> [Task prompt]:
Quote every line below exactly and skip any picture.

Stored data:
********

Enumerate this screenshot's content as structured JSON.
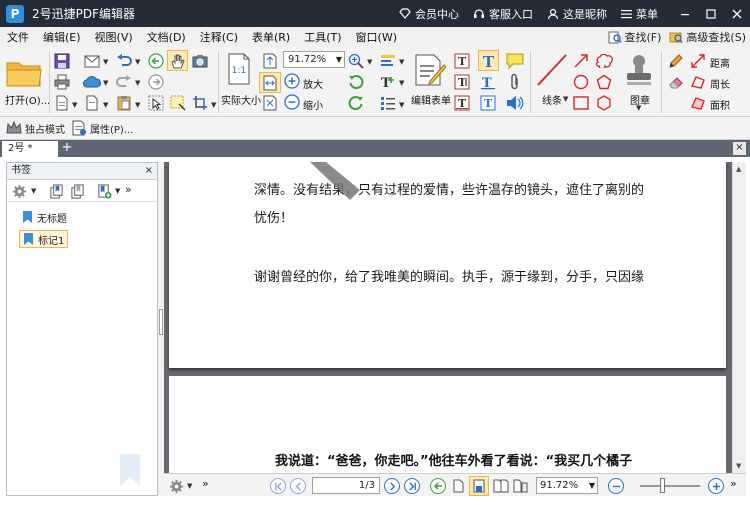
{
  "titlebar": {
    "logo_text": "P",
    "title": "2号迅捷PDF编辑器",
    "member_center": "会员中心",
    "customer_service": "客服入口",
    "nickname": "这是昵称",
    "menu": "菜单"
  },
  "menubar": {
    "items": [
      "文件",
      "编辑(E)",
      "视图(V)",
      "文档(D)",
      "注释(C)",
      "表单(R)",
      "工具(T)",
      "窗口(W)"
    ],
    "find": "查找(F)",
    "advanced_find": "高级查找(S)"
  },
  "ribbon": {
    "open_label": "打开(O)...",
    "actual_size_icon_text": "1:1",
    "actual_size_label": "实际大小",
    "zoom_value": "91.72%",
    "zoom_in_label": "放大",
    "zoom_out_label": "缩小",
    "edit_form_label": "编辑表单",
    "line_label": "线条",
    "stamp_label": "图章",
    "distance_label": "距离",
    "perimeter_label": "周长",
    "area_label": "面积"
  },
  "toolbar2": {
    "exclusive_mode": "独占模式",
    "properties": "属性(P)..."
  },
  "tabs": {
    "doc_tab": "2号 *",
    "add": "+",
    "close": "×"
  },
  "bookmark_panel": {
    "title": "书签",
    "close": "×",
    "items": [
      {
        "label": "无标题"
      },
      {
        "label": "标记1"
      }
    ]
  },
  "document": {
    "page1_lines": [
      "深情。没有结果，只有过程的爱情，些许温存的镜头，遮住了离别的",
      "忧伤！",
      "谢谢曾经的你，给了我唯美的瞬间。执手，源于缘到，分手，只因缘"
    ],
    "page2_line": "我说道：“爸爸，你走吧。”他往车外看了看说：“我买几个橘子"
  },
  "statusbar": {
    "page_value": "1",
    "page_total": "/3",
    "zoom_value": "91.72%"
  },
  "colors": {
    "titlebar_bg": "#242c3a",
    "accent_blue": "#2f8fe0",
    "tab_row_bg": "#5f6673",
    "viewer_bg": "#666a70",
    "bookmark_selected_border": "#f0b64a"
  }
}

********

> [The reply]:
Enumerate this screenshot's content as structured JSON.
{
  "titlebar": {
    "logo_text": "P",
    "title": "2号迅捷PDF编辑器",
    "member_center": "会员中心",
    "customer_service": "客服入口",
    "nickname": "这是昵称",
    "menu": "菜单"
  },
  "menubar": {
    "items": [
      "文件",
      "编辑(E)",
      "视图(V)",
      "文档(D)",
      "注释(C)",
      "表单(R)",
      "工具(T)",
      "窗口(W)"
    ],
    "find": "查找(F)",
    "advanced_find": "高级查找(S)"
  },
  "ribbon": {
    "open_label": "打开(O)...",
    "actual_size_icon_text": "1:1",
    "actual_size_label": "实际大小",
    "zoom_value": "91.72%",
    "zoom_in_label": "放大",
    "zoom_out_label": "缩小",
    "edit_form_label": "编辑表单",
    "line_label": "线条",
    "stamp_label": "图章",
    "distance_label": "距离",
    "perimeter_label": "周长",
    "area_label": "面积"
  },
  "toolbar2": {
    "exclusive_mode": "独占模式",
    "properties": "属性(P)..."
  },
  "tabs": {
    "doc_tab": "2号 *",
    "add": "+",
    "close": "×"
  },
  "bookmark_panel": {
    "title": "书签",
    "close": "×",
    "items": [
      {
        "label": "无标题"
      },
      {
        "label": "标记1"
      }
    ]
  },
  "document": {
    "page1_lines": [
      "深情。没有结果，只有过程的爱情，些许温存的镜头，遮住了离别的",
      "忧伤！",
      "谢谢曾经的你，给了我唯美的瞬间。执手，源于缘到，分手，只因缘"
    ],
    "page2_line": "我说道：“爸爸，你走吧。”他往车外看了看说：“我买几个橘子"
  },
  "statusbar": {
    "page_value": "1",
    "page_total": "/3",
    "zoom_value": "91.72%"
  },
  "colors": {
    "titlebar_bg": "#242c3a",
    "accent_blue": "#2f8fe0",
    "tab_row_bg": "#5f6673",
    "viewer_bg": "#666a70",
    "bookmark_selected_border": "#f0b64a"
  }
}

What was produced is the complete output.